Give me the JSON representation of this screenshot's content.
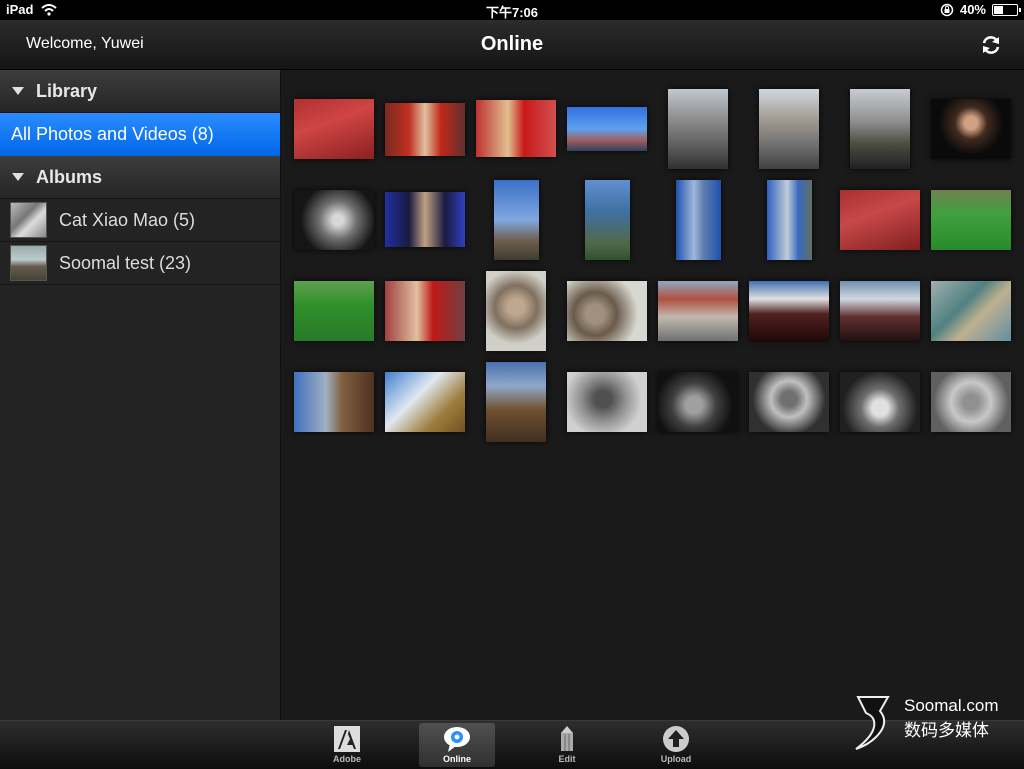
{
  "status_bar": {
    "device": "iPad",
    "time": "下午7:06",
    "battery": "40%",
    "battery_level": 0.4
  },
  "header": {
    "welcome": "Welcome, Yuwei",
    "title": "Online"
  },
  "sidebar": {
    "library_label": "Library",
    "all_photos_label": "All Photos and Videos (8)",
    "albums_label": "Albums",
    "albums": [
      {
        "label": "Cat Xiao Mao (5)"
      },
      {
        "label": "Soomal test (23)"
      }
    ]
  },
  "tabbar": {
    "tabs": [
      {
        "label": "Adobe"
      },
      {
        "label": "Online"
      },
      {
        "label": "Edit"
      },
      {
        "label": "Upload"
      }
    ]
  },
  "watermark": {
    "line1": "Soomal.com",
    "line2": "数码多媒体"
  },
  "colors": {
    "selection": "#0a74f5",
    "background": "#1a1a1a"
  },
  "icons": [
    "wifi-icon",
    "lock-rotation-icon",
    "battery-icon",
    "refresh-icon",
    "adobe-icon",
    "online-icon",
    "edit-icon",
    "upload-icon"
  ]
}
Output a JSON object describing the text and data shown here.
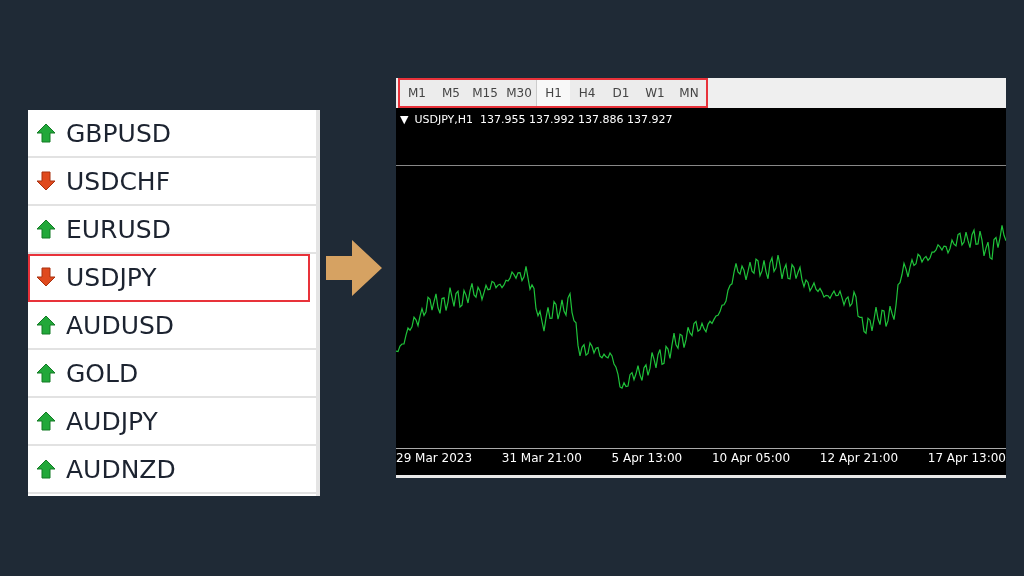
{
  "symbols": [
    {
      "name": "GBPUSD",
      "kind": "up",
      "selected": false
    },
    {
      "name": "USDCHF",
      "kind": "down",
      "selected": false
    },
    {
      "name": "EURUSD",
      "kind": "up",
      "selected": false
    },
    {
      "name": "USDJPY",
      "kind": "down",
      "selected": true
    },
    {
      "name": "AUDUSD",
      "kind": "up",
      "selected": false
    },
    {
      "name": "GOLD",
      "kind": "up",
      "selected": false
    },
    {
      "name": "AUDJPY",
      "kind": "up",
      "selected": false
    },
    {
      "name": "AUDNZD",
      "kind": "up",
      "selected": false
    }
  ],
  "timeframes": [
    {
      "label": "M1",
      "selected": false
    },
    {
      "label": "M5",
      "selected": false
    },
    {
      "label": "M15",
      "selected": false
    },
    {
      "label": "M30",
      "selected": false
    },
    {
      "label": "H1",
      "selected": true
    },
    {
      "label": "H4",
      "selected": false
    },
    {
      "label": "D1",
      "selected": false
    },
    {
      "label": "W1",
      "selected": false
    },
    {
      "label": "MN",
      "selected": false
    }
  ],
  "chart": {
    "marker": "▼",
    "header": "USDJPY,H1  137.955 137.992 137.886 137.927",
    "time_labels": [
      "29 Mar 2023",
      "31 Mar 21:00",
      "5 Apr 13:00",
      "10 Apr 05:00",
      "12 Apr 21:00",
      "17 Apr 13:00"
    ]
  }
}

◆ ◆ ◆ ◆

* Your goal: Without the pictures, extract every entry verbatim.

* Final result:
Give me the JSON representation of this screenshot's content.
{
  "status_bar": {
    "device": "iPad",
    "time": "下午7:06",
    "battery": "40%",
    "battery_level": 0.4
  },
  "header": {
    "welcome": "Welcome, Yuwei",
    "title": "Online"
  },
  "sidebar": {
    "library_label": "Library",
    "all_photos_label": "All Photos and Videos (8)",
    "albums_label": "Albums",
    "albums": [
      {
        "label": "Cat Xiao Mao (5)"
      },
      {
        "label": "Soomal test (23)"
      }
    ]
  },
  "tabbar": {
    "tabs": [
      {
        "label": "Adobe"
      },
      {
        "label": "Online"
      },
      {
        "label": "Edit"
      },
      {
        "label": "Upload"
      }
    ]
  },
  "watermark": {
    "line1": "Soomal.com",
    "line2": "数码多媒体"
  },
  "colors": {
    "selection": "#0a74f5",
    "background": "#1a1a1a"
  },
  "icons": [
    "wifi-icon",
    "lock-rotation-icon",
    "battery-icon",
    "refresh-icon",
    "adobe-icon",
    "online-icon",
    "edit-icon",
    "upload-icon"
  ]
}
Output a JSON object describing the text and data shown here.
{
  "symbols": [
    {
      "name": "GBPUSD",
      "kind": "up",
      "selected": false
    },
    {
      "name": "USDCHF",
      "kind": "down",
      "selected": false
    },
    {
      "name": "EURUSD",
      "kind": "up",
      "selected": false
    },
    {
      "name": "USDJPY",
      "kind": "down",
      "selected": true
    },
    {
      "name": "AUDUSD",
      "kind": "up",
      "selected": false
    },
    {
      "name": "GOLD",
      "kind": "up",
      "selected": false
    },
    {
      "name": "AUDJPY",
      "kind": "up",
      "selected": false
    },
    {
      "name": "AUDNZD",
      "kind": "up",
      "selected": false
    }
  ],
  "timeframes": [
    {
      "label": "M1",
      "selected": false
    },
    {
      "label": "M5",
      "selected": false
    },
    {
      "label": "M15",
      "selected": false
    },
    {
      "label": "M30",
      "selected": false
    },
    {
      "label": "H1",
      "selected": true
    },
    {
      "label": "H4",
      "selected": false
    },
    {
      "label": "D1",
      "selected": false
    },
    {
      "label": "W1",
      "selected": false
    },
    {
      "label": "MN",
      "selected": false
    }
  ],
  "chart": {
    "marker": "▼",
    "header": "USDJPY,H1  137.955 137.992 137.886 137.927",
    "time_labels": [
      "29 Mar 2023",
      "31 Mar 21:00",
      "5 Apr 13:00",
      "10 Apr 05:00",
      "12 Apr 21:00",
      "17 Apr 13:00"
    ]
  }
}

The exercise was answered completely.